**JOB**: Retype the material that follows, keeping every word as it is.
## Begin RECORDS FOR THIS EXERCISE
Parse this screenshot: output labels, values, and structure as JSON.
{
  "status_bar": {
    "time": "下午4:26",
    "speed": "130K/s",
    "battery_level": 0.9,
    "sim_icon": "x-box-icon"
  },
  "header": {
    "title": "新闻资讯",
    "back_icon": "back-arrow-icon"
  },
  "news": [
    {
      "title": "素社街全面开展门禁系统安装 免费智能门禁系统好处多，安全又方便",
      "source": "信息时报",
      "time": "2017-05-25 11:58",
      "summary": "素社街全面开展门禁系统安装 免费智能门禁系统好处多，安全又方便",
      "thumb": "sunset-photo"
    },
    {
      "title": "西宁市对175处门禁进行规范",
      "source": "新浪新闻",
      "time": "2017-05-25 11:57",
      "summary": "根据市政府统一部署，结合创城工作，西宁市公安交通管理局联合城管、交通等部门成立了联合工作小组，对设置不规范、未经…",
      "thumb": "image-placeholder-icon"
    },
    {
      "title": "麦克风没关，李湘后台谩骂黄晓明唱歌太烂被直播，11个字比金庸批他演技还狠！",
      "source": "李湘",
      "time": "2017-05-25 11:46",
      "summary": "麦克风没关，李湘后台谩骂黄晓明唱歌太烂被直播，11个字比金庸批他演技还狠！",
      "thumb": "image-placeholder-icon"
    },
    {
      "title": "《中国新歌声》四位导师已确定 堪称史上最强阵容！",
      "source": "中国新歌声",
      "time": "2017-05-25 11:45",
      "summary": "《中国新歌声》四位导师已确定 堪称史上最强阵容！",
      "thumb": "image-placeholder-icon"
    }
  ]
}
## End RECORDS FOR THIS EXERCISE
**THE COMPLETED TASK**:
Parse this screenshot: output labels, values, and structure as JSON.
{
  "status_bar": {
    "time": "下午4:26",
    "speed": "130K/s",
    "battery_level": 0.9,
    "sim_icon": "x-box-icon"
  },
  "header": {
    "title": "新闻资讯",
    "back_icon": "back-arrow-icon"
  },
  "news": [
    {
      "title": "素社街全面开展门禁系统安装 免费智能门禁系统好处多，安全又方便",
      "source": "信息时报",
      "time": "2017-05-25 11:58",
      "summary": "素社街全面开展门禁系统安装 免费智能门禁系统好处多，安全又方便",
      "thumb": "sunset-photo"
    },
    {
      "title": "西宁市对175处门禁进行规范",
      "source": "新浪新闻",
      "time": "2017-05-25 11:57",
      "summary": "根据市政府统一部署，结合创城工作，西宁市公安交通管理局联合城管、交通等部门成立了联合工作小组，对设置不规范、未经…",
      "thumb": "image-placeholder-icon"
    },
    {
      "title": "麦克风没关，李湘后台谩骂黄晓明唱歌太烂被直播，11个字比金庸批他演技还狠！",
      "source": "李湘",
      "time": "2017-05-25 11:46",
      "summary": "麦克风没关，李湘后台谩骂黄晓明唱歌太烂被直播，11个字比金庸批他演技还狠！",
      "thumb": "image-placeholder-icon"
    },
    {
      "title": "《中国新歌声》四位导师已确定 堪称史上最强阵容！",
      "source": "中国新歌声",
      "time": "2017-05-25 11:45",
      "summary": "《中国新歌声》四位导师已确定 堪称史上最强阵容！",
      "thumb": "image-placeholder-icon"
    }
  ]
}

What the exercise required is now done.